- _LISTED ENTRIES_

** START **

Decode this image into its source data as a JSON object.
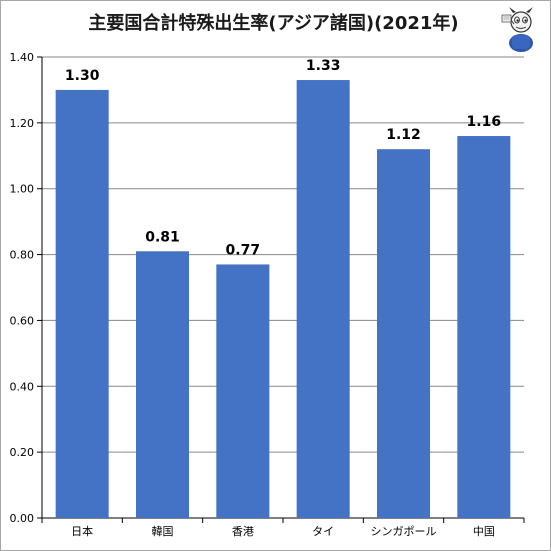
{
  "chart_data": {
    "type": "bar",
    "title": "主要国合計特殊出生率(アジア諸国)(2021年)",
    "categories": [
      "日本",
      "韓国",
      "香港",
      "タイ",
      "シンガポール",
      "中国"
    ],
    "values": [
      1.3,
      0.81,
      0.77,
      1.33,
      1.12,
      1.16
    ],
    "data_labels": [
      "1.30",
      "0.81",
      "0.77",
      "1.33",
      "1.12",
      "1.16"
    ],
    "yticks": [
      "0.00",
      "0.20",
      "0.40",
      "0.60",
      "0.80",
      "1.00",
      "1.20",
      "1.40"
    ],
    "ylim": [
      0,
      1.4
    ],
    "xlabel": "",
    "ylabel": "",
    "grid": true,
    "bar_color": "#4472c4",
    "grid_color": "#878787"
  },
  "mascot_icon": "reporter-mascot-icon"
}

** END **

- _TASK GOAL_
Write the entries above out again exactly, but not the pictures.

- _FULL RESPONSE_
Decode this image into its source data as a JSON object.
{
  "chart_data": {
    "type": "bar",
    "title": "主要国合計特殊出生率(アジア諸国)(2021年)",
    "categories": [
      "日本",
      "韓国",
      "香港",
      "タイ",
      "シンガポール",
      "中国"
    ],
    "values": [
      1.3,
      0.81,
      0.77,
      1.33,
      1.12,
      1.16
    ],
    "data_labels": [
      "1.30",
      "0.81",
      "0.77",
      "1.33",
      "1.12",
      "1.16"
    ],
    "yticks": [
      "0.00",
      "0.20",
      "0.40",
      "0.60",
      "0.80",
      "1.00",
      "1.20",
      "1.40"
    ],
    "ylim": [
      0,
      1.4
    ],
    "xlabel": "",
    "ylabel": "",
    "grid": true,
    "bar_color": "#4472c4",
    "grid_color": "#878787"
  },
  "mascot_icon": "reporter-mascot-icon"
}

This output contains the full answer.